● **DATA RECORDS**
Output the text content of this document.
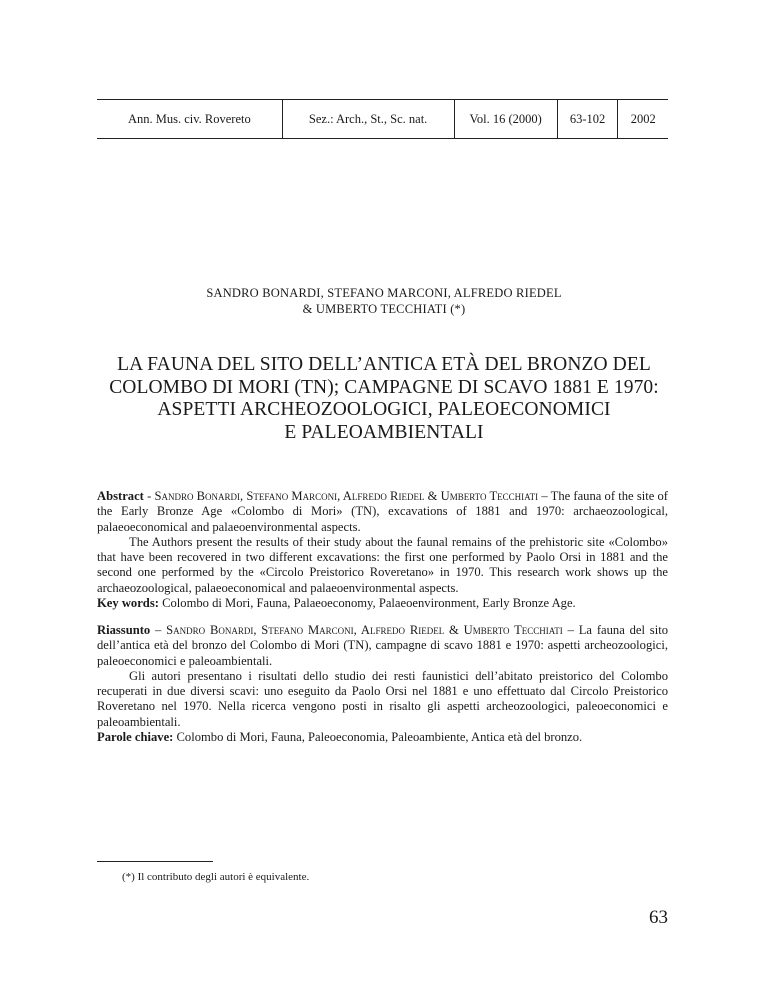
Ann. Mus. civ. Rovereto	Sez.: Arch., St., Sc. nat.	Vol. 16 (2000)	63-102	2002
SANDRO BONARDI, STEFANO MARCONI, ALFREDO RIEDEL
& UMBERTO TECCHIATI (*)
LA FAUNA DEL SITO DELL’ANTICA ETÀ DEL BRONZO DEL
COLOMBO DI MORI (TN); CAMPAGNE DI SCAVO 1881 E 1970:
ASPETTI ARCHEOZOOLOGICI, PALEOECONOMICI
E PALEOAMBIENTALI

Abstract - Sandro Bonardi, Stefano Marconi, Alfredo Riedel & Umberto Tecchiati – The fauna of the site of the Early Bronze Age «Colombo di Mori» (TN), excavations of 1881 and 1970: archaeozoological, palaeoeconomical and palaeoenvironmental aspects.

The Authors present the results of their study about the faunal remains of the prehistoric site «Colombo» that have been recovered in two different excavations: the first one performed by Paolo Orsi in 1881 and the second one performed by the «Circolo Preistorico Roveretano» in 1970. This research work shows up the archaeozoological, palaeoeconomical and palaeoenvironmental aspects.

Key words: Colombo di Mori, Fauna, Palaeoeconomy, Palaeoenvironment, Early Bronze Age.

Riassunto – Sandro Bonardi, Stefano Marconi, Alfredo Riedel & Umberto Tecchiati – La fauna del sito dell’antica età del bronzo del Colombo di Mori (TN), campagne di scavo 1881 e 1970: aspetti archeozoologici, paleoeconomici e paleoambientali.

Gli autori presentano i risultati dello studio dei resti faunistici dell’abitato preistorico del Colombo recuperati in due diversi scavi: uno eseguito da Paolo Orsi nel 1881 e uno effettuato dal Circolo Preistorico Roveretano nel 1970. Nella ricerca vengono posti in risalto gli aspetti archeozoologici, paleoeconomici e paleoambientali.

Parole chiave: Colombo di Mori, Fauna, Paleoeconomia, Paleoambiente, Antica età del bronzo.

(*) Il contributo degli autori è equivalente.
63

● **WRITTEN REQUEST**
Repeat the material above word for word, please, apart from its images.

● **CORRECT ANSWER**
Output the text content of this document.
Ann. Mus. civ. Rovereto	Sez.: Arch., St., Sc. nat.	Vol. 16 (2000)	63-102	2002
SANDRO BONARDI, STEFANO MARCONI, ALFREDO RIEDEL
& UMBERTO TECCHIATI (*)
LA FAUNA DEL SITO DELL’ANTICA ETÀ DEL BRONZO DEL
COLOMBO DI MORI (TN); CAMPAGNE DI SCAVO 1881 E 1970:
ASPETTI ARCHEOZOOLOGICI, PALEOECONOMICI
E PALEOAMBIENTALI

Abstract - Sandro Bonardi, Stefano Marconi, Alfredo Riedel & Umberto Tecchiati – The fauna of the site of the Early Bronze Age «Colombo di Mori» (TN), excavations of 1881 and 1970: archaeozoological, palaeoeconomical and palaeoenvironmental aspects.

The Authors present the results of their study about the faunal remains of the prehistoric site «Colombo» that have been recovered in two different excavations: the first one performed by Paolo Orsi in 1881 and the second one performed by the «Circolo Preistorico Roveretano» in 1970. This research work shows up the archaeozoological, palaeoeconomical and palaeoenvironmental aspects.

Key words: Colombo di Mori, Fauna, Palaeoeconomy, Palaeoenvironment, Early Bronze Age.

Riassunto – Sandro Bonardi, Stefano Marconi, Alfredo Riedel & Umberto Tecchiati – La fauna del sito dell’antica età del bronzo del Colombo di Mori (TN), campagne di scavo 1881 e 1970: aspetti archeozoologici, paleoeconomici e paleoambientali.

Gli autori presentano i risultati dello studio dei resti faunistici dell’abitato preistorico del Colombo recuperati in due diversi scavi: uno eseguito da Paolo Orsi nel 1881 e uno effettuato dal Circolo Preistorico Roveretano nel 1970. Nella ricerca vengono posti in risalto gli aspetti archeozoologici, paleoeconomici e paleoambientali.

Parole chiave: Colombo di Mori, Fauna, Paleoeconomia, Paleoambiente, Antica età del bronzo.

(*) Il contributo degli autori è equivalente.
63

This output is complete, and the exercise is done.